# WHAT YOU SHOULD DO
Transcribe the passage of the case summary below, starting at "Ponente: REGALA, J." and ending at "and mutual passion.".

# SELECTED EXCERPT
_ _ _

Ponente: REGALA, J.
Complainant Flora Quingwa filed before the Supreme Court a verified complaint charging respondent Atty. Armando Puno, a member of the Bar, with gross immorality and misconduct. Complainant and respondent were engaged to be married. One time, the respondent invited the complainant to watch a movie, but later they went to a hotel to perform the sexual act with a promise and assurance of marriage. Complainant begged respondent not to molest her but respondent insisted, telling her: ‘anyway I have promised to marry you’. Complainant submitted to respondent’s plea for sexual intercourse because of respondent’s promise of marriage and not because of a desire for sexual gratification or of voluntariness and mutual passion.
Whether or not Atty. Puno should be disbarred.
YES. Respondent’s name was ordered to be stricken off the Roll of Attorneys.
[T]he respondent has committed a grossly immoral act and has, thus disregarded and violated the fundamental ethics of his profession. Indeed, it is important that members of this ancient and learned profession of law must conform themselves in accordance with the highest standards of morality. As stated in paragraph 29 of the Canons of Judicial Ethics:
… The lawyer should aid in guarding the bar against the admission to the profession of candidates unfit or unqualified because deficient in either moral character or education. He should strive at all times to uphold the honor and to maintain the dignity of the profession and to improve not only the law but the administration of justice.
[A] “grossly immoral conduct” is now one of the grounds for suspension or disbarment. (Section 27, Rule 138, Rules of Court).

_ _ _

# DATA SHOWN
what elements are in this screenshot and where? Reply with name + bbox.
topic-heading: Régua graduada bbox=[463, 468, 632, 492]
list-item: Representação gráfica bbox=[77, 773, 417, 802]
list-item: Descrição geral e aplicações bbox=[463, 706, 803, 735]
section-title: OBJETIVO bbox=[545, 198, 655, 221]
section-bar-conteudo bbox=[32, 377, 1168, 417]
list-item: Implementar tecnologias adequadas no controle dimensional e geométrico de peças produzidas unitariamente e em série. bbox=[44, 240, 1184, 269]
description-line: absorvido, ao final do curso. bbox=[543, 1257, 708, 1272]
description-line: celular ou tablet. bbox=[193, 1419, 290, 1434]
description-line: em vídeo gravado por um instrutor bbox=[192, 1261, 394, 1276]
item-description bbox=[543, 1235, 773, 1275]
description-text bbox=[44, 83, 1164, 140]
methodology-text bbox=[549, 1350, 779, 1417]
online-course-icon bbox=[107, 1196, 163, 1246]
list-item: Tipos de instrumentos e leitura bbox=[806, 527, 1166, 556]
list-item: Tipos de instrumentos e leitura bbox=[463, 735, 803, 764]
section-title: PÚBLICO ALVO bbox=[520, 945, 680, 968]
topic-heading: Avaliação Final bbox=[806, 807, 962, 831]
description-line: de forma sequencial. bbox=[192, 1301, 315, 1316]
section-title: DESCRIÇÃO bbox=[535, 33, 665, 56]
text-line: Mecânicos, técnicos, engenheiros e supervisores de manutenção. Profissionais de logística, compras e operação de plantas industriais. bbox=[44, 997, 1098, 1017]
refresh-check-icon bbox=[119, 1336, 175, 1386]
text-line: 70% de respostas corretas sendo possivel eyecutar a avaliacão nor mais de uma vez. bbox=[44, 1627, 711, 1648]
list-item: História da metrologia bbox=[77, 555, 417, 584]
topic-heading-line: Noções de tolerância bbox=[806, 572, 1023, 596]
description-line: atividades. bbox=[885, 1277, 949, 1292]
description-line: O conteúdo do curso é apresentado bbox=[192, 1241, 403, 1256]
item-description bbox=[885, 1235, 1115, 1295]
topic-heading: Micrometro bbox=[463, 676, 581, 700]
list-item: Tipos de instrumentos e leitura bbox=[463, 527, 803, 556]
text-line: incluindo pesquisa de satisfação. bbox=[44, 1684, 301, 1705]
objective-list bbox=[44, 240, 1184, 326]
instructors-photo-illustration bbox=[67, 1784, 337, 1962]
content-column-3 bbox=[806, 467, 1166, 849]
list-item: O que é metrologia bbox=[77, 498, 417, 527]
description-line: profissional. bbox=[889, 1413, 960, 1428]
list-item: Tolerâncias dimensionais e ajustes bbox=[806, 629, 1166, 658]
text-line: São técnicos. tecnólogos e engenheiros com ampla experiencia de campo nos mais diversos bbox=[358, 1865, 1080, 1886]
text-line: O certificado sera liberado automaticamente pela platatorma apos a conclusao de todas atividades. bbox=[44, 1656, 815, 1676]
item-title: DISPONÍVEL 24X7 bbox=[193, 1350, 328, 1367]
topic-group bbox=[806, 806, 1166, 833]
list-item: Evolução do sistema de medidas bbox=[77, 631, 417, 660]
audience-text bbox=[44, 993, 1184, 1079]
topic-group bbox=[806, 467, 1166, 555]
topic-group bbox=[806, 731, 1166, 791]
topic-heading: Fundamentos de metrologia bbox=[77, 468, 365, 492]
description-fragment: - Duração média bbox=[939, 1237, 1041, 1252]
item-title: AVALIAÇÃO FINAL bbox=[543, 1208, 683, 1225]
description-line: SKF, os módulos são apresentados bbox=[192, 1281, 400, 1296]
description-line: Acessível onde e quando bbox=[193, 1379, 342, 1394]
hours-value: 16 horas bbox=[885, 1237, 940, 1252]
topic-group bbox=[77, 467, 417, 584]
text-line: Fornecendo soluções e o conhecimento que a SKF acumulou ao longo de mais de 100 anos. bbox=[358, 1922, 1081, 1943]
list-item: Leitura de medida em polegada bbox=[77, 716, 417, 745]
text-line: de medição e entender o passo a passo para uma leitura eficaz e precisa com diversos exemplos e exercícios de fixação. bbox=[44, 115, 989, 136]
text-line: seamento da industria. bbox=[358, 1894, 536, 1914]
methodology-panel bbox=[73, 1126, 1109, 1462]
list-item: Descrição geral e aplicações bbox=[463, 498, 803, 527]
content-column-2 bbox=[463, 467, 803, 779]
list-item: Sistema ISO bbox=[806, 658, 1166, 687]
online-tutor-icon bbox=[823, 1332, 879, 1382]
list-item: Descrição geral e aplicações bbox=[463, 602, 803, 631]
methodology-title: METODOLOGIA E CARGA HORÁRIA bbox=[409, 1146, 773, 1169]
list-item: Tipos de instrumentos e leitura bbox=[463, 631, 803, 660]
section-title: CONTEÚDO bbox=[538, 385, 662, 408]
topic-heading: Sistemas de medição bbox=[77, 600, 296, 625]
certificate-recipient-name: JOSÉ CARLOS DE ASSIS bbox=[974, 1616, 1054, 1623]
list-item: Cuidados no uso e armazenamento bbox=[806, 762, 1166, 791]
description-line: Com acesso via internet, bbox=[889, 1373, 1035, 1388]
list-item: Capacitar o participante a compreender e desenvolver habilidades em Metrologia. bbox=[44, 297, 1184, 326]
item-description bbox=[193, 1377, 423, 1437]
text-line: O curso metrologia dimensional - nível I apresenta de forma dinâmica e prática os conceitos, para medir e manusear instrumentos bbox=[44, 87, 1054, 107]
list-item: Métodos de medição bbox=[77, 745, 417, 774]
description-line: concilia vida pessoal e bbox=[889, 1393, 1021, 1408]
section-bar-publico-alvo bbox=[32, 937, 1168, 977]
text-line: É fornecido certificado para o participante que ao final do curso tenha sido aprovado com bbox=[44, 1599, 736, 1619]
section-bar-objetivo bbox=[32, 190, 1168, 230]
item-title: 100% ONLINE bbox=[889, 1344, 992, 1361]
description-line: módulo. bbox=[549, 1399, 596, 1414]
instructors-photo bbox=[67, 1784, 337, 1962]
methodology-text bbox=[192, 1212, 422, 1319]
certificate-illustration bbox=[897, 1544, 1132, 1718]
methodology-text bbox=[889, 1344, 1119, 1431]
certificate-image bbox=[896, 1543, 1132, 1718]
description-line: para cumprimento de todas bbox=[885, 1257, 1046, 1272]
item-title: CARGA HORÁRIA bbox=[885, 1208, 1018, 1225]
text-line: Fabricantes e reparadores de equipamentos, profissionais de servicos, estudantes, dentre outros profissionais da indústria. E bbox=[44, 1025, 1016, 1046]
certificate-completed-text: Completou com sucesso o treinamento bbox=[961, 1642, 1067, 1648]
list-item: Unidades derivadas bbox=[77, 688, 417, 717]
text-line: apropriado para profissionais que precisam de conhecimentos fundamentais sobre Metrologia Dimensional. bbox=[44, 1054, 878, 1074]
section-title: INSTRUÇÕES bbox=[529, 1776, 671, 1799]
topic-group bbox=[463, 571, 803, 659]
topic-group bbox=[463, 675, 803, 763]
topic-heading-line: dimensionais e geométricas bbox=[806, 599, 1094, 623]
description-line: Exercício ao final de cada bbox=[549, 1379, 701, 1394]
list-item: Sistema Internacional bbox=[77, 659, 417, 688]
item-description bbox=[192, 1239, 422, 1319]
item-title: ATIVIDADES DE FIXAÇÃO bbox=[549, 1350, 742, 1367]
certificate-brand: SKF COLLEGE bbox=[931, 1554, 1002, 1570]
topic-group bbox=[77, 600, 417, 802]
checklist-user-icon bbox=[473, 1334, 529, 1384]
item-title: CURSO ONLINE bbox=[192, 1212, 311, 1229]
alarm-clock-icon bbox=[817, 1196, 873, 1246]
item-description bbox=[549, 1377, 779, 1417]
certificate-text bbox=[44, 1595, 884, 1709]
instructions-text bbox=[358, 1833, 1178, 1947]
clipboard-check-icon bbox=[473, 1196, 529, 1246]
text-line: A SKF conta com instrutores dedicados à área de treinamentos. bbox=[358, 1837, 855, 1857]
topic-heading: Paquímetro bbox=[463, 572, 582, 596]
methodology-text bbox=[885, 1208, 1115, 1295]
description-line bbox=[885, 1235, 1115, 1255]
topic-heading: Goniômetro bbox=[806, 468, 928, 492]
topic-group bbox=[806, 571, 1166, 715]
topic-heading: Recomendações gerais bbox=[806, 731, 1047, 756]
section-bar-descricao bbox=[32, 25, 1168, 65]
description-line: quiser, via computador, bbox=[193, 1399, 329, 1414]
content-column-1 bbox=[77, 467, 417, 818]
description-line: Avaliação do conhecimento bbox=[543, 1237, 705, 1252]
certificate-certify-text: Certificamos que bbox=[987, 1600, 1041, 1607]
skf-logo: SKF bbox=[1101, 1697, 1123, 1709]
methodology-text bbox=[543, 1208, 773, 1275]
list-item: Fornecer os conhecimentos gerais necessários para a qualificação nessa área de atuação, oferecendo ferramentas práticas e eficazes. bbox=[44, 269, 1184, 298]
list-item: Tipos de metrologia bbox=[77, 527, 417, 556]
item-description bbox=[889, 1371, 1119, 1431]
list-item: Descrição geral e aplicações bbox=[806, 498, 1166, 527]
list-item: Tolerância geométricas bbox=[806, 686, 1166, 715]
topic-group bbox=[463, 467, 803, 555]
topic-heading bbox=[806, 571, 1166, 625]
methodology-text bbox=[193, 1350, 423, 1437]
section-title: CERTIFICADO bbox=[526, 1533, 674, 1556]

_ _ _

# ANSWER
Ponente: REGALA, J.
Complainant Flora Quingwa filed before the Supreme Court a verified complaint charging respondent Atty. Armando Puno, a member of the Bar, with gross immorality and misconduct. Complainant and respondent were engaged to be married. One time, the respondent invited the complainant to watch a movie, but later they went to a hotel to perform the sexual act with a promise and assurance of marriage. Complainant begged respondent not to molest her but respondent insisted, telling her: ‘anyway I have promised to marry you’. Complainant submitted to respondent’s plea for sexual intercourse because of respondent’s promise of marriage and not because of a desire for sexual gratification or of voluntariness and mutual passion.